* **Your goal**: Show every line where "icon" occurs.

* **Records to process**:
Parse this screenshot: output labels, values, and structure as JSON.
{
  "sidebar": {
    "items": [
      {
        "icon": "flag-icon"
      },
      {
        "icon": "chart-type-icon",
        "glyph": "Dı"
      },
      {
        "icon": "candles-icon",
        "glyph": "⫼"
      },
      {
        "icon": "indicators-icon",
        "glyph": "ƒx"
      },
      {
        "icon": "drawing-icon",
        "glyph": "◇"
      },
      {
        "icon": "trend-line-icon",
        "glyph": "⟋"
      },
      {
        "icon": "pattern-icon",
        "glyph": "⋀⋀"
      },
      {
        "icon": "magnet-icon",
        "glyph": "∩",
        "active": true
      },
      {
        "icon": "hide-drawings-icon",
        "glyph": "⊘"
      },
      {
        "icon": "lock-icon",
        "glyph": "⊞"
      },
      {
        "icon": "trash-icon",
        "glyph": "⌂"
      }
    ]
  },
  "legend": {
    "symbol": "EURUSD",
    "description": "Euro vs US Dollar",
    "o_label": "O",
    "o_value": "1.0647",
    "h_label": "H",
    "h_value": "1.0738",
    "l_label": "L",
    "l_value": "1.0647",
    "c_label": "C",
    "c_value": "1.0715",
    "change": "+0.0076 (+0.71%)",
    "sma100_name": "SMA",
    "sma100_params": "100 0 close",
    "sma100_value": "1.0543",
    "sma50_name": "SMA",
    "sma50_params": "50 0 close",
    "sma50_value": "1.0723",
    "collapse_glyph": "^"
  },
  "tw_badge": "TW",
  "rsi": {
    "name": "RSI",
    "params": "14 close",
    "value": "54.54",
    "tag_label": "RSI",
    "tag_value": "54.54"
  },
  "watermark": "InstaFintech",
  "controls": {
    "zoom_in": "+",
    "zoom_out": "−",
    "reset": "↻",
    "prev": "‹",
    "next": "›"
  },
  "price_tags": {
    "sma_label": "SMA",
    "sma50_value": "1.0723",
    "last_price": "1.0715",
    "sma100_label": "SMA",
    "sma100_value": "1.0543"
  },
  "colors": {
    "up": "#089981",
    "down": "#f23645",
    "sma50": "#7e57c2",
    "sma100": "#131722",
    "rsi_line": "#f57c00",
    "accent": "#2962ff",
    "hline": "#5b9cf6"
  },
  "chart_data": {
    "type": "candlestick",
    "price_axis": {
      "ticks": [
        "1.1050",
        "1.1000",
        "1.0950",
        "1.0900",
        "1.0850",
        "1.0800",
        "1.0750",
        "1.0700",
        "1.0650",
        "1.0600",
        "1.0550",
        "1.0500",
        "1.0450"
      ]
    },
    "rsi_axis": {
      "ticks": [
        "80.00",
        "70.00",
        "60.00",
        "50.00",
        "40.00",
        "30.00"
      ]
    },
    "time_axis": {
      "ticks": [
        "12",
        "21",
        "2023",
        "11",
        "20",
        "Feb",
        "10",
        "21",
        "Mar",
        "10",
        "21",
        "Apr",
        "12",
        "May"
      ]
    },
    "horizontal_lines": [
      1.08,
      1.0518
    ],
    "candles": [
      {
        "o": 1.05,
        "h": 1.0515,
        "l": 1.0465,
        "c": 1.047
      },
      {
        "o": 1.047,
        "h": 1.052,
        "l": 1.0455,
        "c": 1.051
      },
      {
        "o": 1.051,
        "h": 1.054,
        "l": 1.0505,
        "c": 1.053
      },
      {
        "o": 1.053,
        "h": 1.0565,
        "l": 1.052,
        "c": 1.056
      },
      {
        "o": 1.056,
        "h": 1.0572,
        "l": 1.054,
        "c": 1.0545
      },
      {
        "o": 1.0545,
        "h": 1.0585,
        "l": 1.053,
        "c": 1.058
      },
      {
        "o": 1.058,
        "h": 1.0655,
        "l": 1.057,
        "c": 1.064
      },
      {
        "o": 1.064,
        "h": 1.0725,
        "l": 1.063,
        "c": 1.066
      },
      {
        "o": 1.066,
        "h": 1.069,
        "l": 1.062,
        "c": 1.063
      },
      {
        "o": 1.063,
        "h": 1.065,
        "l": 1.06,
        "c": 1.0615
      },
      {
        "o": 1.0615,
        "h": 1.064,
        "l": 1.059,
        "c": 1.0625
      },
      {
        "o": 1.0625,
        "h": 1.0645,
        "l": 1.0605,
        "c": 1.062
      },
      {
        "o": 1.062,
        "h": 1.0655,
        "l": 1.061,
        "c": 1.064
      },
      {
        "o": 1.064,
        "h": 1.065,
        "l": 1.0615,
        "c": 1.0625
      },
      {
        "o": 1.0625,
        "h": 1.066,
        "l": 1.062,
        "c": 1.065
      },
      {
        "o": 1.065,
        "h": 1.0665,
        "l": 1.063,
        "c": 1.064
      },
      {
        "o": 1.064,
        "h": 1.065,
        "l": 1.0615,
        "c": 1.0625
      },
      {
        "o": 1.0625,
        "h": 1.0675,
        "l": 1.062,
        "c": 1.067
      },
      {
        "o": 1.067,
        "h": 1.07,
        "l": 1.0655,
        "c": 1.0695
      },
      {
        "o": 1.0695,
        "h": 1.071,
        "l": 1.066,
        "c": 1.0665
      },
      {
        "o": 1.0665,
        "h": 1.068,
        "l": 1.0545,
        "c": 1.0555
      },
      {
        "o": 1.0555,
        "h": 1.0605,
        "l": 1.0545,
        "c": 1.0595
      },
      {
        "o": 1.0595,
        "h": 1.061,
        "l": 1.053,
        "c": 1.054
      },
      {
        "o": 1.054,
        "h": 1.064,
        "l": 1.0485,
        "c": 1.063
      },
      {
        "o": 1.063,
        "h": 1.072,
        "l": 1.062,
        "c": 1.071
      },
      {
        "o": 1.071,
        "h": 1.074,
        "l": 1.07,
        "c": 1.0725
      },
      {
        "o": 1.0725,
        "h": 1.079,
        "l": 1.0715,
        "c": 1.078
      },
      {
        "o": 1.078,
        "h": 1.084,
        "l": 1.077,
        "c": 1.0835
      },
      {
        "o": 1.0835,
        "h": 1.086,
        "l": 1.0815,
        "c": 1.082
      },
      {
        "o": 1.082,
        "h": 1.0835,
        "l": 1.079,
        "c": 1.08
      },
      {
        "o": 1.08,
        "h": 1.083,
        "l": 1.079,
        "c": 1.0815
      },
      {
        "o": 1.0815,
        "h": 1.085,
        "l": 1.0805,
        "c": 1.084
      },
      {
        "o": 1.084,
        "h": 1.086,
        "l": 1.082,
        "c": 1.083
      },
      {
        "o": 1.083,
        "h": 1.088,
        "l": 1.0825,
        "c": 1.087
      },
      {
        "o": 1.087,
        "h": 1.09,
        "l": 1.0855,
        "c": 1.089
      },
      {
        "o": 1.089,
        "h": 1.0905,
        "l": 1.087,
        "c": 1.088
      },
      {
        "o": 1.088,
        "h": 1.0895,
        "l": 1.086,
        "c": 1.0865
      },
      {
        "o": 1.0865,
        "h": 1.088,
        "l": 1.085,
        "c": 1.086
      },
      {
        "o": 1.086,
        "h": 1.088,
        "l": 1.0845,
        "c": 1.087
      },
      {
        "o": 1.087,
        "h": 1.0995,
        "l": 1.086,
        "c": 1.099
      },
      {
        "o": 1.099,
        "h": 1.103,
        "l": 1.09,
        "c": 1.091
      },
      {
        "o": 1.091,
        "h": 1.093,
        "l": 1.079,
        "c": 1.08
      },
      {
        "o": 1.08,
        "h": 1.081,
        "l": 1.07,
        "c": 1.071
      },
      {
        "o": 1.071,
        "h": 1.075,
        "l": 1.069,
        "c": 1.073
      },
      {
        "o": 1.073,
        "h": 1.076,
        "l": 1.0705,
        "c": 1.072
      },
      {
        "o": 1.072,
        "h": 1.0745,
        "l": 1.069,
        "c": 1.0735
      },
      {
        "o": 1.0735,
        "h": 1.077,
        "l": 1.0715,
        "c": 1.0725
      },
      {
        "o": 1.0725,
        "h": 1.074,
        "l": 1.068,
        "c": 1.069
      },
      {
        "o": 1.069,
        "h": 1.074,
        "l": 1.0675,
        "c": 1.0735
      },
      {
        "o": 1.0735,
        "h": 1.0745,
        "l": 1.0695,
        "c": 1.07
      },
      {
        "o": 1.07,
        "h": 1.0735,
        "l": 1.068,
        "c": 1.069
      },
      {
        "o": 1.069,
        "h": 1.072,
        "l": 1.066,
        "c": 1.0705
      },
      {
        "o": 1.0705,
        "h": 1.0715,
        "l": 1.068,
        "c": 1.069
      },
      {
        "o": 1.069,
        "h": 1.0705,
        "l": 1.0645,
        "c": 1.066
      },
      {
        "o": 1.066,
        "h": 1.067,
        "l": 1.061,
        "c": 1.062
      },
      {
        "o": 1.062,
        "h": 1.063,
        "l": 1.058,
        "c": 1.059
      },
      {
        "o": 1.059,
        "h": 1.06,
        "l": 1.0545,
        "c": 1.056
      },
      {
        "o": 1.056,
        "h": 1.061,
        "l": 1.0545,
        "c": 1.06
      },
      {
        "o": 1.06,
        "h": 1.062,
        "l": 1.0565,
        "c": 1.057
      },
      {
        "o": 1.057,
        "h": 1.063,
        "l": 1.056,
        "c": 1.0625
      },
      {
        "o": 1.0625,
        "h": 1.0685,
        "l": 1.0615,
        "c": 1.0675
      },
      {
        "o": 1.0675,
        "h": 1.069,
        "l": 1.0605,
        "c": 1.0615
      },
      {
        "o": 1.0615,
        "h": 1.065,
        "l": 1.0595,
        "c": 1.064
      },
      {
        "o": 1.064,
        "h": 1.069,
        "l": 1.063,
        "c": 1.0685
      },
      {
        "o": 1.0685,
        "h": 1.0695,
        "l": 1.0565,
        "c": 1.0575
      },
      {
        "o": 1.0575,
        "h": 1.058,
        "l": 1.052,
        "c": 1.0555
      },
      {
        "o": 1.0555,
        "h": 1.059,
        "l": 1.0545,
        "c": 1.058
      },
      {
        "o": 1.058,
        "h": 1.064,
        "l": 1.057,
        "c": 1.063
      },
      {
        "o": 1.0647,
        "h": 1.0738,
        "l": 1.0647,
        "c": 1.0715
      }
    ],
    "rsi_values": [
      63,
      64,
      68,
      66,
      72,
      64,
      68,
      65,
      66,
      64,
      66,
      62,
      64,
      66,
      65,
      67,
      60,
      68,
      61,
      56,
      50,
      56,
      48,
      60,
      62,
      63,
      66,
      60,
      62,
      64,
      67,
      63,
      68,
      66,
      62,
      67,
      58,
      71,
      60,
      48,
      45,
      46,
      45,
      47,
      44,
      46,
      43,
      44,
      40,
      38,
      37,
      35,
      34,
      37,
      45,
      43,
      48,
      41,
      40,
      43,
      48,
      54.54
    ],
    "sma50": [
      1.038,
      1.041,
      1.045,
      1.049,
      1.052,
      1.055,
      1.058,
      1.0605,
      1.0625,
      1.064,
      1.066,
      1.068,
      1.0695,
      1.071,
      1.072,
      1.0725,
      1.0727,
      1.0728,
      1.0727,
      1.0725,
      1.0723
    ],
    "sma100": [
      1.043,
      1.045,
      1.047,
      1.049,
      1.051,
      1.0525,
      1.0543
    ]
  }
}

* **Task output**:
        "icon": "flag-icon"
        "icon": "chart-type-icon",
        "icon": "candles-icon",
        "icon": "indicators-icon",
        "icon": "drawing-icon",
        "icon": "trend-line-icon",
        "icon": "pattern-icon",
        "icon": "magnet-icon",
        "icon": "hide-drawings-icon",
        "icon": "lock-icon",
        "icon": "trash-icon",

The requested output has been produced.